** start of Supplied records **
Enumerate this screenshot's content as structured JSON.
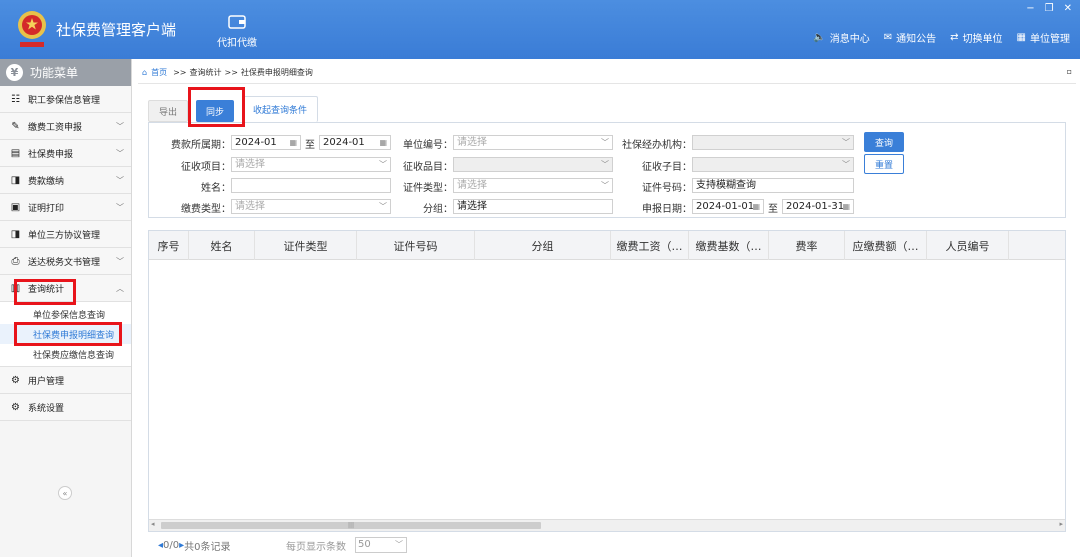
{
  "app": {
    "title": "社保费管理客户端",
    "logo": "national-emblem-icon"
  },
  "toolbar": {
    "daikou": "代扣代缴"
  },
  "topnav": [
    {
      "label": "消息中心",
      "icon": "speaker-icon"
    },
    {
      "label": "通知公告",
      "icon": "mail-icon"
    },
    {
      "label": "切换单位",
      "icon": "switch-icon"
    },
    {
      "label": "单位管理",
      "icon": "building-icon"
    }
  ],
  "window": {
    "min": "−",
    "max": "❐",
    "close": "✕"
  },
  "sidebar": {
    "header": "功能菜单",
    "items": [
      {
        "label": "职工参保信息管理",
        "icon": "list-icon"
      },
      {
        "label": "缴费工资申报",
        "icon": "edit-icon"
      },
      {
        "label": "社保费申报",
        "icon": "form-icon"
      },
      {
        "label": "费款缴纳",
        "icon": "bookmark-icon"
      },
      {
        "label": "证明打印",
        "icon": "document-icon"
      },
      {
        "label": "单位三方协议管理",
        "icon": "bookmark-icon"
      },
      {
        "label": "送达税务文书管理",
        "icon": "print-icon"
      },
      {
        "label": "查询统计",
        "icon": "report-icon"
      },
      {
        "label": "用户管理",
        "icon": "gear-icon"
      },
      {
        "label": "系统设置",
        "icon": "gear-icon"
      }
    ],
    "sub": [
      "单位参保信息查询",
      "社保费申报明细查询",
      "社保费应缴信息查询"
    ],
    "collapse": "«"
  },
  "breadcrumb": {
    "home": "首页",
    "sep": ">>",
    "level1": "查询统计",
    "level2": "社保费申报明细查询",
    "close": "▫"
  },
  "actions": {
    "export": "导出",
    "sync": "同步",
    "collapse": "收起查询条件"
  },
  "form": {
    "period_label": "费款所属期：",
    "period_from": "2024-01",
    "period_to": "2024-01",
    "to": "至",
    "unit_no_label": "单位编号：",
    "unit_no_ph": "请选择",
    "agency_label": "社保经办机构：",
    "item_label": "征收项目：",
    "item_ph": "请选择",
    "category_label": "征收品目：",
    "subitem_label": "征收子目：",
    "name_label": "姓名：",
    "idtype_label": "证件类型：",
    "idtype_ph": "请选择",
    "idno_label": "证件号码：",
    "idno_value": "支持模糊查询",
    "paytype_label": "缴费类型：",
    "paytype_ph": "请选择",
    "group_label": "分组：",
    "group_value": "请选择",
    "date_label": "申报日期：",
    "date_from": "2024-01-01",
    "date_to": "2024-01-31",
    "query": "查询",
    "reset": "重置"
  },
  "table": {
    "columns": [
      "序号",
      "姓名",
      "证件类型",
      "证件号码",
      "分组",
      "缴费工资（…",
      "缴费基数（…",
      "费率",
      "应缴费额（…",
      "人员编号"
    ]
  },
  "pager": {
    "prev": "◂",
    "page": "0/0",
    "next": "▸",
    "total": "共0条记录",
    "size_label": "每页显示条数",
    "size": "50"
  }
}
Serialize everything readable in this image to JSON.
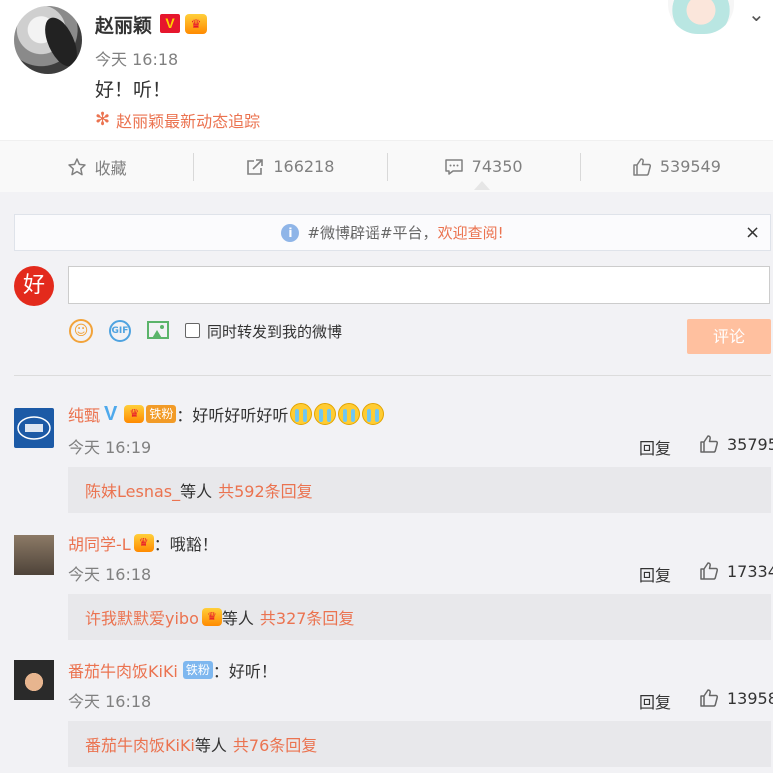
{
  "post": {
    "author": "赵丽颖",
    "v_badge": "V",
    "time": "今天 16:18",
    "text": "好！听！",
    "topic": "赵丽颖最新动态追踪"
  },
  "actions": {
    "favorite": "收藏",
    "repost": "166218",
    "comment": "74350",
    "like": "539549"
  },
  "notice": {
    "prefix": "#微博辟谣#平台，",
    "link": "欢迎查阅!",
    "close": "×"
  },
  "composer": {
    "my_avatar_text": "好",
    "gif_label": "GIF",
    "repost_label": "同时转发到我的微博",
    "submit_label": "评论"
  },
  "comments": [
    {
      "user": "纯甄",
      "badge_text": "铁粉",
      "text": "：好听好听好听",
      "time": "今天 16:19",
      "reply": "回复",
      "likes": "35795",
      "sub_user": "陈妹Lesnas_",
      "sub_mid": " 等人",
      "sub_count": "共592条回复"
    },
    {
      "user": "胡同学-L",
      "text": "：哦豁！",
      "time": "今天 16:18",
      "reply": "回复",
      "likes": "17334",
      "sub_user": "许我默默爱yibo",
      "sub_mid": " 等人",
      "sub_count": "共327条回复"
    },
    {
      "user": "番茄牛肉饭KiKi",
      "badge_text": "铁粉",
      "text": "：好听！",
      "time": "今天 16:18",
      "reply": "回复",
      "likes": "13958",
      "sub_user": "番茄牛肉饭KiKi",
      "sub_mid": " 等人",
      "sub_count": "共76条回复"
    }
  ],
  "colors": {
    "accent": "#eb7350",
    "submit_disabled": "#ffc09f",
    "comment_bg": "#f2f2f5"
  }
}
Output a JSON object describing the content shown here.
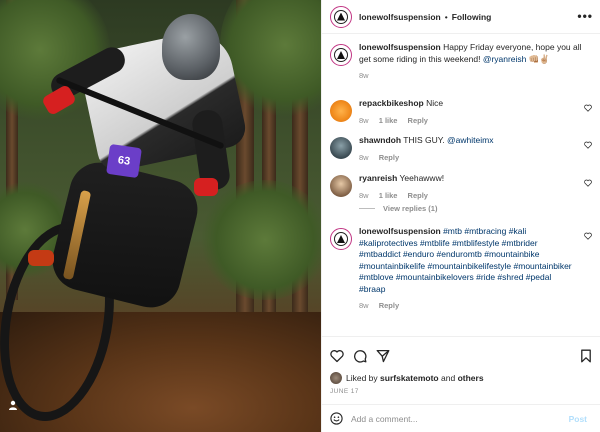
** end of Supplied records **
*What this task involves:*
Find each line with the string "time" and copy it out.

*Solution:*
    "time": "今天 16:18",
      "time": "今天 16:19",
      "time": "今天 16:18",
      "time": "今天 16:18",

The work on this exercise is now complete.